----- Extract provided

Field stars as Norma Rae, a firecracker of a woman in her early 30’s who has two young kids (courtesy of two different men) and lives in her parents’ house. Norma Rae — along with both her parents and practically everyone else in her small Southern town — works at the O.P. Henley Textile Mill under harsh, unforgiving conditions. Enter Reuben Warshowsky (Ron Leibman), a Jewish union organizer from New York City. (He might as well have arrived from Pluto.) Reuben’s mission is to convince the workers at the mill to form a labor union.
Most of the workers agree with Norma Rae’s dad (Pat Hingle), who believes words like “unionizer”, “communist”, “Jew”, and “crook” are all interchangeable. On the other hand, Reuben’s message strikes a chord with Norma Rae, who feels increasingly frustrated and trapped by her dangerous and demanding job. (At least the pay is terrible…oh wait.) As Norma Rae becomes more involved with the unionization effort, she risks alienating her guileless husband Sonny (Beau Bridges), employers, and co-workers who are hesitant to rock the boat.
Although the name “Norma Rae” has become synonymous with righteous rebellion, the film is largely based on the exploits of a woman named Crystal Lee Sutton, a textile worker-turned-union organizer in the early ‘70s.

----------

Directive » Rewrite the Norma Rae text from "Field stars as" to "a labor union.", putting "Mars" in place of "Pluto". The records are material unrelated to the Norma Rae text.

----- Records shown

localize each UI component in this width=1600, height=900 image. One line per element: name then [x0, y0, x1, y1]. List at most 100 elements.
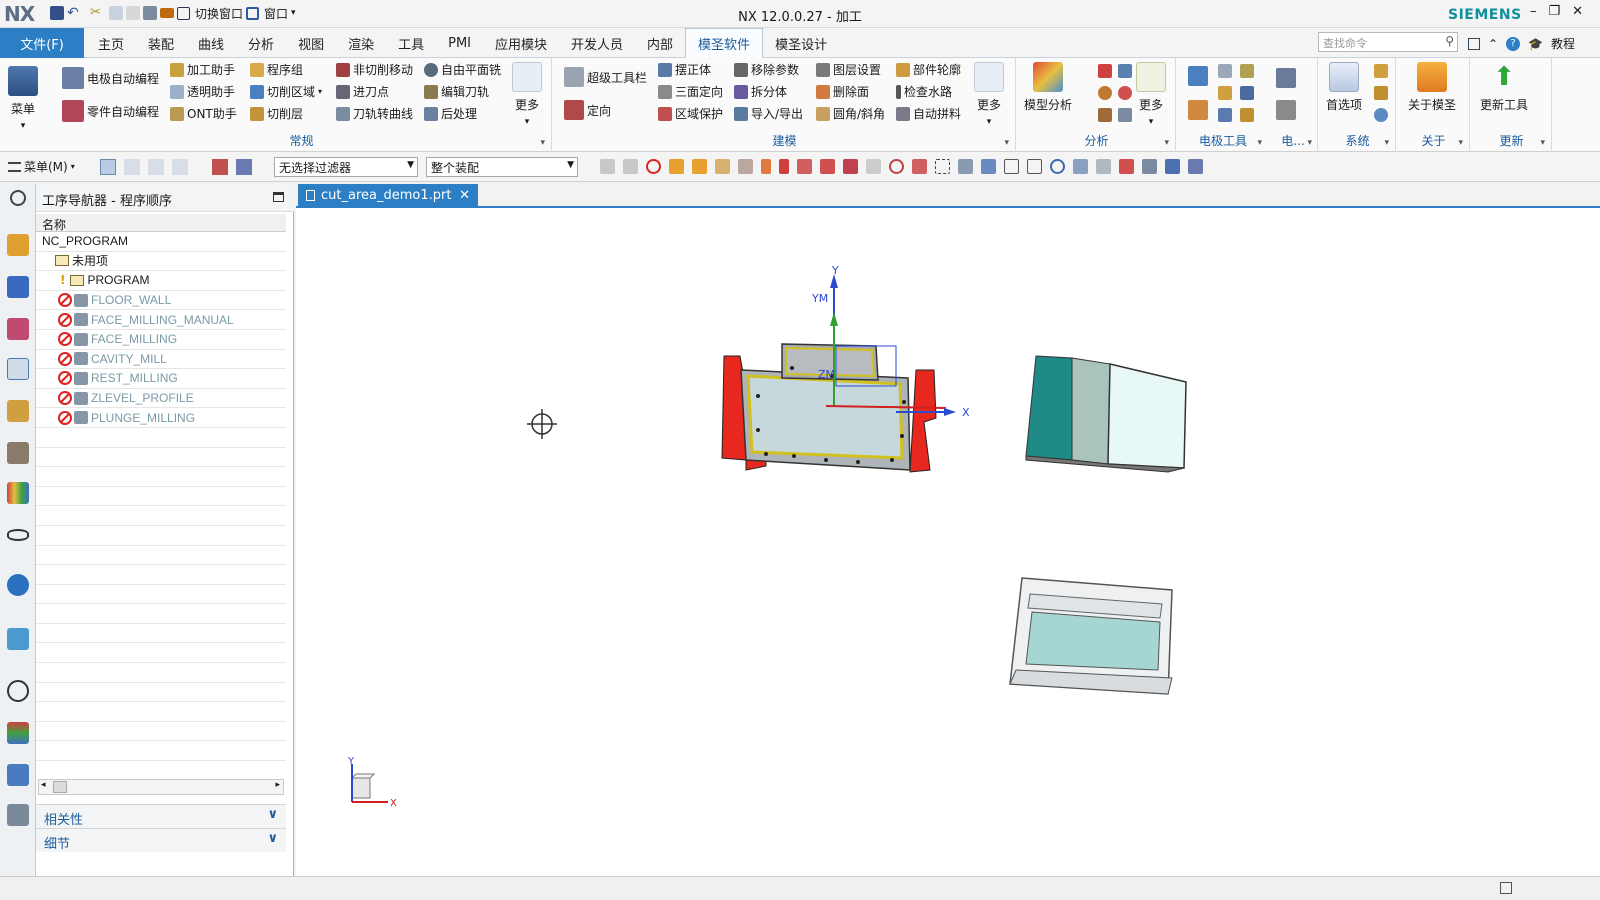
settings-a-icon[interactable] [1374, 64, 1388, 78]
shaded-view-icon[interactable] [958, 159, 973, 174]
electrode-c-icon[interactable] [1218, 108, 1232, 122]
auto-stock-button[interactable]: 自动拼料 [896, 105, 961, 122]
file-menu-tab[interactable]: 文件(F) [0, 28, 84, 58]
ribbon-tab[interactable]: 开发人员 [559, 28, 635, 58]
ribbon-tab[interactable]: 内部 [635, 28, 685, 58]
area-protect-button[interactable]: 区域保护 [658, 105, 723, 122]
super-toolbar-button[interactable]: 超级工具栏 [564, 67, 647, 87]
section-icon[interactable] [1096, 159, 1111, 174]
fenxi-more-button[interactable]: 更多 ▾ [1136, 62, 1166, 127]
eye-icon[interactable] [7, 529, 29, 541]
control-point-icon[interactable] [866, 159, 881, 174]
electrode-block-icon[interactable] [1188, 100, 1208, 120]
distance-icon[interactable] [1118, 108, 1132, 122]
select-edge-icon[interactable] [172, 159, 188, 175]
import-export-button[interactable]: 导入/导出 [734, 105, 803, 122]
assembly-navigator-icon[interactable] [7, 234, 29, 256]
changgui-more-button[interactable]: 更多 ▾ [512, 62, 542, 127]
rotate-icon[interactable] [1050, 159, 1065, 174]
angle-icon[interactable] [1118, 86, 1132, 100]
minimize-button[interactable]: – [1530, 4, 1537, 19]
filter-red-icon[interactable] [212, 159, 228, 175]
ribbon-tab[interactable]: 装配 [136, 28, 186, 58]
operation-row[interactable]: PLUNGE_MILLING [36, 408, 286, 428]
quadrant-icon[interactable] [912, 159, 927, 174]
dependencies-panel-header[interactable]: 相关性 ∨ [36, 804, 286, 828]
curve-icon[interactable] [761, 159, 771, 174]
snap-b-icon[interactable] [623, 159, 638, 174]
point-icon[interactable] [779, 159, 789, 174]
fillet-chamfer-button[interactable]: 圆角/斜角 [816, 105, 885, 122]
constraint-navigator-icon[interactable] [7, 276, 29, 298]
face-icon[interactable] [692, 159, 707, 174]
box-icon[interactable] [715, 159, 730, 174]
operation-row[interactable]: FACE_MILLING [36, 330, 286, 350]
ribbon-tab[interactable]: 曲线 [186, 28, 236, 58]
delete-face-button[interactable]: 删除面 [816, 83, 869, 100]
ribbon-tab[interactable]: 主页 [86, 28, 136, 58]
select-group-icon[interactable] [124, 159, 140, 175]
electrode-b-icon[interactable] [1218, 86, 1232, 100]
entry-point-button[interactable]: 进刀点 [336, 83, 389, 100]
color-analysis-icon[interactable] [1098, 86, 1112, 100]
search-icon[interactable]: ⚲ [1445, 34, 1454, 48]
electrode-d-icon[interactable] [1240, 64, 1254, 78]
scroll-right-icon[interactable]: ▸ [275, 780, 280, 790]
electrode-auto-programming-button[interactable]: 电极自动编程 [62, 67, 159, 89]
scroll-left-icon[interactable]: ◂ [41, 780, 46, 790]
transparent-assistant-button[interactable]: 透明助手 [170, 83, 235, 100]
operation-row[interactable]: ZLEVEL_PROFILE [36, 389, 286, 409]
layer-settings-button[interactable]: 图层设置 [816, 61, 881, 78]
solid-body-icon[interactable] [669, 159, 684, 174]
toolpath-to-curve-button[interactable]: 刀轨转曲线 [336, 105, 413, 122]
ribbon-tab[interactable]: 应用模块 [483, 28, 559, 58]
layout-icon[interactable] [1119, 159, 1134, 174]
info-icon[interactable] [1374, 108, 1388, 122]
reuse-library-icon[interactable] [7, 442, 29, 464]
thickness-icon[interactable] [1098, 108, 1112, 122]
command-search-input[interactable]: 查找命令 ⚲ [1318, 32, 1458, 52]
fullscreen-icon[interactable] [1468, 37, 1480, 50]
details-panel-header[interactable]: 细节 ∨ [36, 828, 286, 852]
selection-filter-select[interactable]: 无选择过滤器 ▼ [274, 157, 418, 177]
snap-point-icon[interactable] [797, 159, 812, 174]
web-browser-icon[interactable] [7, 628, 29, 650]
operation-row[interactable]: REST_MILLING [36, 369, 286, 389]
postprocess-button[interactable]: 后处理 [424, 105, 477, 122]
free-face-milling-button[interactable]: 自由平面铣 [424, 61, 501, 78]
ribbon-tab[interactable]: 视图 [286, 28, 336, 58]
fullscreen-toggle-icon[interactable] [1500, 882, 1512, 894]
box-select-icon[interactable] [935, 159, 950, 174]
graduation-cap-icon[interactable]: 🎓 [1528, 37, 1543, 51]
scroll-thumb[interactable] [53, 781, 67, 793]
select-body-icon[interactable] [148, 159, 164, 175]
electrode-tool-icon[interactable] [1188, 66, 1208, 86]
stock-box[interactable] [1009, 577, 1173, 695]
operation-navigator-icon[interactable] [7, 358, 29, 380]
horizontal-scrollbar[interactable]: ◂ ▸ [38, 779, 284, 795]
tab-close-icon[interactable]: ✕ [459, 188, 470, 203]
gear-icon[interactable] [10, 190, 26, 206]
about-mosheng-button[interactable]: 关于模圣 [1408, 62, 1456, 113]
ont-assistant-button[interactable]: ONT助手 [170, 105, 237, 122]
operation-row[interactable]: CAVITY_MILL [36, 350, 286, 370]
end-point-icon[interactable] [820, 159, 835, 174]
model-analysis-button[interactable]: 模型分析 [1024, 62, 1072, 113]
part-auto-programming-button[interactable]: 零件自动编程 [62, 100, 159, 122]
program-group-button[interactable]: 程序组 [250, 61, 303, 78]
operation-row[interactable]: FLOOR_WALL [36, 291, 286, 311]
cut-levels-button[interactable]: 切削层 [250, 105, 303, 122]
tutorial-link[interactable]: 教程 [1551, 35, 1575, 52]
mid-point-icon[interactable] [843, 159, 858, 174]
measure-icon[interactable] [1118, 64, 1132, 78]
electrode-g-icon[interactable] [1276, 68, 1296, 88]
ribbon-tab[interactable]: 渲染 [336, 28, 386, 58]
fit-view-icon[interactable] [1004, 159, 1019, 174]
history-clock-icon[interactable] [7, 680, 29, 702]
close-button[interactable]: ✕ [1572, 4, 1583, 19]
weight-icon[interactable] [1098, 64, 1112, 78]
electrode-a-icon[interactable] [1218, 64, 1232, 78]
orient-button[interactable]: 定向 [564, 100, 611, 120]
robot-icon[interactable] [7, 804, 29, 826]
ribbon-tab[interactable]: 分析 [236, 28, 286, 58]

----------

Result for this task »
Field stars as Norma Rae, a firecracker of a woman in her early 30’s who has two young kids (courtesy of two different men) and lives in her parents’ house. Norma Rae — along with both her parents and practically everyone else in her small Southern town — works at the O.P. Henley Textile Mill under harsh, unforgiving conditions. Enter Reuben Warshowsky (Ron Leibman), a Jewish union organizer from New York City. (He might as well have arrived from Mars.) Reuben’s mission is to convince the workers at the mill to form a labor union.